PROBLEM DETAILS. Print out the material that follows word for word.

-- start --

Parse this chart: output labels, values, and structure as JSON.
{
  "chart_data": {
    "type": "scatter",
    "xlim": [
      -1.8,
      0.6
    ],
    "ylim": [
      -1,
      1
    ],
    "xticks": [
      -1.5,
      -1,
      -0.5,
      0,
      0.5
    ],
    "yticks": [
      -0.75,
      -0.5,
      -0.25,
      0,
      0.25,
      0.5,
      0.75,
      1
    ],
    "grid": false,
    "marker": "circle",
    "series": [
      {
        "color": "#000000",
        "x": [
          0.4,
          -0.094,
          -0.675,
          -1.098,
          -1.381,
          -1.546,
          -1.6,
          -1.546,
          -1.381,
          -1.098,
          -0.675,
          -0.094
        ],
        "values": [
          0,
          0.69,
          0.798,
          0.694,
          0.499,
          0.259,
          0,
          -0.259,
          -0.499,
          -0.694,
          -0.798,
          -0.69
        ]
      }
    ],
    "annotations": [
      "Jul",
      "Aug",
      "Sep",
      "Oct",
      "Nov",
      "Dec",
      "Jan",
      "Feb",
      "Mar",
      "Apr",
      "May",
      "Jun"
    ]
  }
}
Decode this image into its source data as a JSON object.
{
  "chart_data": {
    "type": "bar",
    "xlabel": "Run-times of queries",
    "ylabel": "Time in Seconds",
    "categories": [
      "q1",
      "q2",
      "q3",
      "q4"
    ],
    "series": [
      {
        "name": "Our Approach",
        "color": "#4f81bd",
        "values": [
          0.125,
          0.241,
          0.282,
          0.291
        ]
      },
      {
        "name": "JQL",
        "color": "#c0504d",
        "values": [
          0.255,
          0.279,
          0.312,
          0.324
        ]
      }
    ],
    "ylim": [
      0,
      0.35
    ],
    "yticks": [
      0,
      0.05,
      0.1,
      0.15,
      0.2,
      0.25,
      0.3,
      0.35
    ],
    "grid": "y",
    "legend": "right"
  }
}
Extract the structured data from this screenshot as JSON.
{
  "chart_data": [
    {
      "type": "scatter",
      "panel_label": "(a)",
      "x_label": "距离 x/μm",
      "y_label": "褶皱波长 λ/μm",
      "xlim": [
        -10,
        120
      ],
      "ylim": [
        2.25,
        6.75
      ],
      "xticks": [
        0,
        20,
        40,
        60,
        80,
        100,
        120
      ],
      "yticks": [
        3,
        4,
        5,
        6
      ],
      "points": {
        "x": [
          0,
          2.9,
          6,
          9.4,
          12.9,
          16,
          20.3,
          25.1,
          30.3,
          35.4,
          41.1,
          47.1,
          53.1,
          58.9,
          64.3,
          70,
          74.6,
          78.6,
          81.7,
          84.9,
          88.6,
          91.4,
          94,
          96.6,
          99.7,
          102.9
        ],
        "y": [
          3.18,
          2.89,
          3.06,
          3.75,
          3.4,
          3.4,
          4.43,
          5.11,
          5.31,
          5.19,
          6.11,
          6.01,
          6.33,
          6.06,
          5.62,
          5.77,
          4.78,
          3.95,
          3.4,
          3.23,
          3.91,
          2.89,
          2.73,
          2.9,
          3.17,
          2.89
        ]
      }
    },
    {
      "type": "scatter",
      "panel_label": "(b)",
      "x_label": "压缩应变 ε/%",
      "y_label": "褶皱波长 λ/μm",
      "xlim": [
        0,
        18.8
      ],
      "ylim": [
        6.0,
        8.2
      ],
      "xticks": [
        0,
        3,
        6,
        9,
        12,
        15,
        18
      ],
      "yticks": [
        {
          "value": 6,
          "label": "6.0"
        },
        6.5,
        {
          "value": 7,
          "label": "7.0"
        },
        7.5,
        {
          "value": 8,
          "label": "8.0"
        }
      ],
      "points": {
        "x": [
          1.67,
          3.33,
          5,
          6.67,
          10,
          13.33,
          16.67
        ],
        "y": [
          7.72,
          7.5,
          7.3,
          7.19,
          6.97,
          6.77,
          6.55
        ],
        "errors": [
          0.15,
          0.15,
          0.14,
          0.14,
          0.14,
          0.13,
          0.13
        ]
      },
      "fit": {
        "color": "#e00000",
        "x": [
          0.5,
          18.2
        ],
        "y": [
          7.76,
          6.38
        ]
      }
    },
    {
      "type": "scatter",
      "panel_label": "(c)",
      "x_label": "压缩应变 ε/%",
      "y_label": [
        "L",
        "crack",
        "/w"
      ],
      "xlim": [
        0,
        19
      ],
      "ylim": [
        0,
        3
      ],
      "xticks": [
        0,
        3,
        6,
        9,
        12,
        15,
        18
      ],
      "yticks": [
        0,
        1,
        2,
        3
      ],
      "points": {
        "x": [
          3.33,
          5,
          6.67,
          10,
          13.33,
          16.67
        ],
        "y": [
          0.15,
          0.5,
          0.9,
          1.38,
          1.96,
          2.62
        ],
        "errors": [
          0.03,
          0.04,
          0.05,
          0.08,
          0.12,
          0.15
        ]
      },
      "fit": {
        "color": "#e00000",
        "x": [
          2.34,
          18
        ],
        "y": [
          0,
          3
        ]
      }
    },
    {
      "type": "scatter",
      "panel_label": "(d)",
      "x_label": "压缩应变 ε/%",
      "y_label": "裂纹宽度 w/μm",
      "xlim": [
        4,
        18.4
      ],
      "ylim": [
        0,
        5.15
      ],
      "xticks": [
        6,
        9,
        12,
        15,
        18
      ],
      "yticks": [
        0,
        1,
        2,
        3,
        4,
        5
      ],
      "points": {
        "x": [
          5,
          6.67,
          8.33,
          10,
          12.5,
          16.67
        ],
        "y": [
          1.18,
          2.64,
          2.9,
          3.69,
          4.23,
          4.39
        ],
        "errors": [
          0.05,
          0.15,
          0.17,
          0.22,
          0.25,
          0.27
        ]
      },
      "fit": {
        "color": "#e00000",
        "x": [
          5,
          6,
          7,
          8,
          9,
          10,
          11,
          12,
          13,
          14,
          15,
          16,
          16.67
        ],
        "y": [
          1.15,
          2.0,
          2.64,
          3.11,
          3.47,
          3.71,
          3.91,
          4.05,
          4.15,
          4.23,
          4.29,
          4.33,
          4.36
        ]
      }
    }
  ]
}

-- end --

WRITTEN RESPONSE.
Parse this chart: output labels, values, and structure as JSON.
{
  "chart_data": {
    "type": "scatter",
    "xlim": [
      -1.8,
      0.6
    ],
    "ylim": [
      -1,
      1
    ],
    "xticks": [
      -1.5,
      -1,
      -0.5,
      0,
      0.5
    ],
    "yticks": [
      -0.75,
      -0.5,
      -0.25,
      0,
      0.25,
      0.5,
      0.75,
      1
    ],
    "grid": false,
    "marker": "circle",
    "series": [
      {
        "color": "#000000",
        "x": [
          0.4,
          -0.094,
          -0.675,
          -1.098,
          -1.381,
          -1.546,
          -1.6,
          -1.546,
          -1.381,
          -1.098,
          -0.675,
          -0.094
        ],
        "values": [
          0,
          0.69,
          0.798,
          0.694,
          0.499,
          0.259,
          0,
          -0.259,
          -0.499,
          -0.694,
          -0.798,
          -0.69
        ]
      }
    ],
    "annotations": [
      "Jul",
      "Aug",
      "Sep",
      "Oct",
      "Nov",
      "Dec",
      "Jan",
      "Feb",
      "Mar",
      "Apr",
      "May",
      "Jun"
    ]
  }
}
Decode this image into its source data as a JSON object.
{
  "chart_data": {
    "type": "bar",
    "xlabel": "Run-times of queries",
    "ylabel": "Time in Seconds",
    "categories": [
      "q1",
      "q2",
      "q3",
      "q4"
    ],
    "series": [
      {
        "name": "Our Approach",
        "color": "#4f81bd",
        "values": [
          0.125,
          0.241,
          0.282,
          0.291
        ]
      },
      {
        "name": "JQL",
        "color": "#c0504d",
        "values": [
          0.255,
          0.279,
          0.312,
          0.324
        ]
      }
    ],
    "ylim": [
      0,
      0.35
    ],
    "yticks": [
      0,
      0.05,
      0.1,
      0.15,
      0.2,
      0.25,
      0.3,
      0.35
    ],
    "grid": "y",
    "legend": "right"
  }
}
Extract the structured data from this screenshot as JSON.
{
  "chart_data": [
    {
      "type": "scatter",
      "panel_label": "(a)",
      "x_label": "距离 x/μm",
      "y_label": "褶皱波长 λ/μm",
      "xlim": [
        -10,
        120
      ],
      "ylim": [
        2.25,
        6.75
      ],
      "xticks": [
        0,
        20,
        40,
        60,
        80,
        100,
        120
      ],
      "yticks": [
        3,
        4,
        5,
        6
      ],
      "points": {
        "x": [
          0,
          2.9,
          6,
          9.4,
          12.9,
          16,
          20.3,
          25.1,
          30.3,
          35.4,
          41.1,
          47.1,
          53.1,
          58.9,
          64.3,
          70,
          74.6,
          78.6,
          81.7,
          84.9,
          88.6,
          91.4,
          94,
          96.6,
          99.7,
          102.9
        ],
        "y": [
          3.18,
          2.89,
          3.06,
          3.75,
          3.4,
          3.4,
          4.43,
          5.11,
          5.31,
          5.19,
          6.11,
          6.01,
          6.33,
          6.06,
          5.62,
          5.77,
          4.78,
          3.95,
          3.4,
          3.23,
          3.91,
          2.89,
          2.73,
          2.9,
          3.17,
          2.89
        ]
      }
    },
    {
      "type": "scatter",
      "panel_label": "(b)",
      "x_label": "压缩应变 ε/%",
      "y_label": "褶皱波长 λ/μm",
      "xlim": [
        0,
        18.8
      ],
      "ylim": [
        6.0,
        8.2
      ],
      "xticks": [
        0,
        3,
        6,
        9,
        12,
        15,
        18
      ],
      "yticks": [
        {
          "value": 6,
          "label": "6.0"
        },
        6.5,
        {
          "value": 7,
          "label": "7.0"
        },
        7.5,
        {
          "value": 8,
          "label": "8.0"
        }
      ],
      "points": {
        "x": [
          1.67,
          3.33,
          5,
          6.67,
          10,
          13.33,
          16.67
        ],
        "y": [
          7.72,
          7.5,
          7.3,
          7.19,
          6.97,
          6.77,
          6.55
        ],
        "errors": [
          0.15,
          0.15,
          0.14,
          0.14,
          0.14,
          0.13,
          0.13
        ]
      },
      "fit": {
        "color": "#e00000",
        "x": [
          0.5,
          18.2
        ],
        "y": [
          7.76,
          6.38
        ]
      }
    },
    {
      "type": "scatter",
      "panel_label": "(c)",
      "x_label": "压缩应变 ε/%",
      "y_label": [
        "L",
        "crack",
        "/w"
      ],
      "xlim": [
        0,
        19
      ],
      "ylim": [
        0,
        3
      ],
      "xticks": [
        0,
        3,
        6,
        9,
        12,
        15,
        18
      ],
      "yticks": [
        0,
        1,
        2,
        3
      ],
      "points": {
        "x": [
          3.33,
          5,
          6.67,
          10,
          13.33,
          16.67
        ],
        "y": [
          0.15,
          0.5,
          0.9,
          1.38,
          1.96,
          2.62
        ],
        "errors": [
          0.03,
          0.04,
          0.05,
          0.08,
          0.12,
          0.15
        ]
      },
      "fit": {
        "color": "#e00000",
        "x": [
          2.34,
          18
        ],
        "y": [
          0,
          3
        ]
      }
    },
    {
      "type": "scatter",
      "panel_label": "(d)",
      "x_label": "压缩应变 ε/%",
      "y_label": "裂纹宽度 w/μm",
      "xlim": [
        4,
        18.4
      ],
      "ylim": [
        0,
        5.15
      ],
      "xticks": [
        6,
        9,
        12,
        15,
        18
      ],
      "yticks": [
        0,
        1,
        2,
        3,
        4,
        5
      ],
      "points": {
        "x": [
          5,
          6.67,
          8.33,
          10,
          12.5,
          16.67
        ],
        "y": [
          1.18,
          2.64,
          2.9,
          3.69,
          4.23,
          4.39
        ],
        "errors": [
          0.05,
          0.15,
          0.17,
          0.22,
          0.25,
          0.27
        ]
      },
      "fit": {
        "color": "#e00000",
        "x": [
          5,
          6,
          7,
          8,
          9,
          10,
          11,
          12,
          13,
          14,
          15,
          16,
          16.67
        ],
        "y": [
          1.15,
          2.0,
          2.64,
          3.11,
          3.47,
          3.71,
          3.91,
          4.05,
          4.15,
          4.23,
          4.29,
          4.33,
          4.36
        ]
      }
    }
  ]
}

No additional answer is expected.